- [Problem set]:
1. Answer these questions using the blog post on Quizlet, one answer per line:
(a) What did the writer use the last time they taught French?
(b) Which site did the writer choose for flashcards and self-testing?
(c) How long and how often are students expected to practice each week?
2. Copy the blog post on Quizlet, starting at "Sunday 25 November" and ending at "within a track).", and swap "tape recorder" for "cassette player".

- [Selected passage]:

'''

Sunday 25 November 2012

Using Quizlet with MFL Classes

This year I have swapped back to teaching some French, and I was keen to try to use some of the ICT knowledge I've accrued over the last 9 years to make up for the French I've lost! The last time I taught French it was with an OHP and tape recorder.

Of course, the interactive whiteboard is a great replacement for the OHP, and all the listening tracks are now online (a mixed blessing if the internet is down, or if you need to find a place within a track).

The main thing I was keen to improve on was vocabulary learning and testing. I believe if students really put the time into this it makes a huge difference, and there simply isn't enough time in lessons to do it together. I had a look at various sites for creating flashcards and testing yourself and settled on Quizlet: it's very nicely designed and easy to do neat things like copy another user's set (no need to type avoir in yourself). I set up my GCSE class and got them signed up during a lesson, so I could make sure they all knew what they were doing. With hindsight, I wish I'd made them pick uniform usernames, but I've learnt them all now! They have new sets to practice each week for homework, and my expectation is that they spend 20 minutes 3-4 times a week.

'''

- [Data section]:
'''

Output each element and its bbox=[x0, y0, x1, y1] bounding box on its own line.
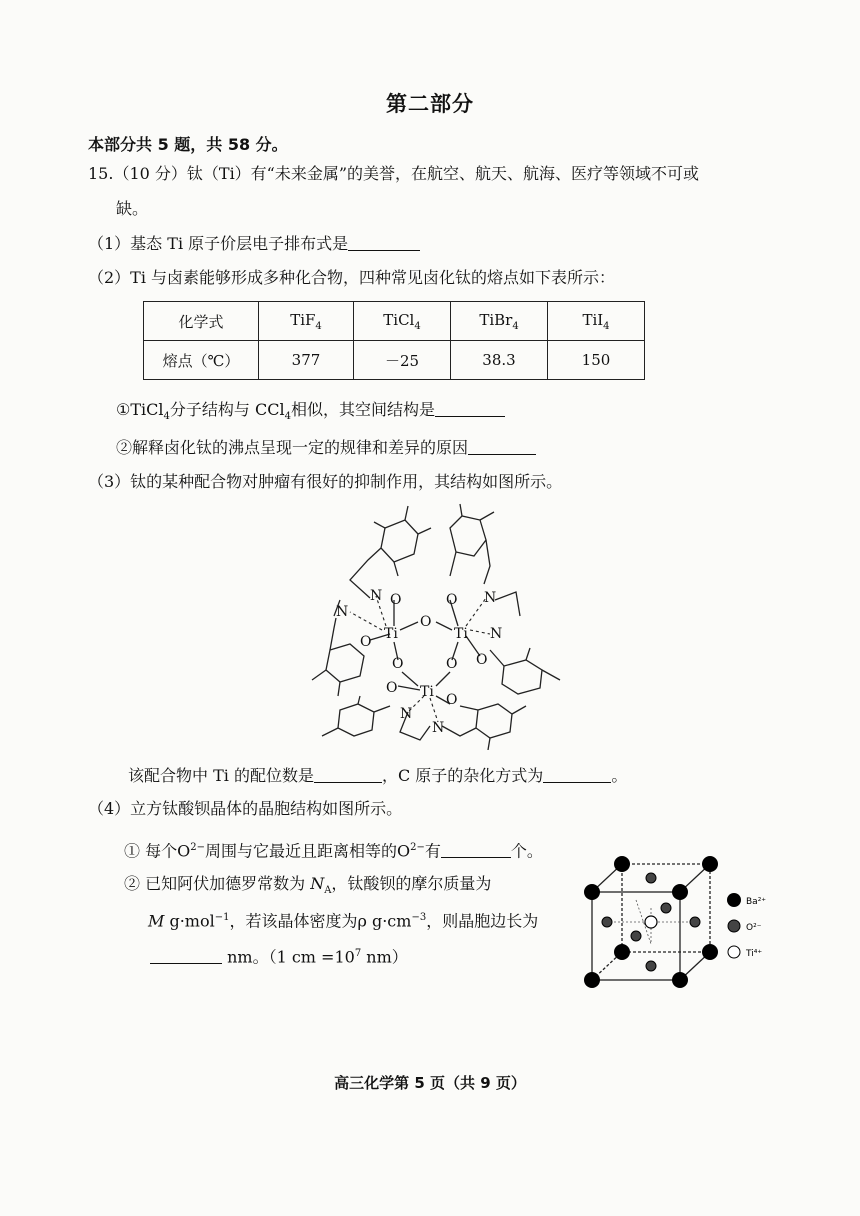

'''

- [Solutions by task]:
1.
(a) An OHP and a tape recorder.
(b) Quizlet.
(c) 20 minutes, 3-4 times a week.

2.
Sunday 25 November 2012

Using Quizlet with MFL Classes

This year I have swapped back to teaching some French, and I was keen to try to use some of the ICT knowledge I've accrued over the last 9 years to make up for the French I've lost! The last time I taught French it was with an OHP and cassette player.

Of course, the interactive whiteboard is a great replacement for the OHP, and all the listening tracks are now online (a mixed blessing if the internet is down, or if you need to find a place within a track).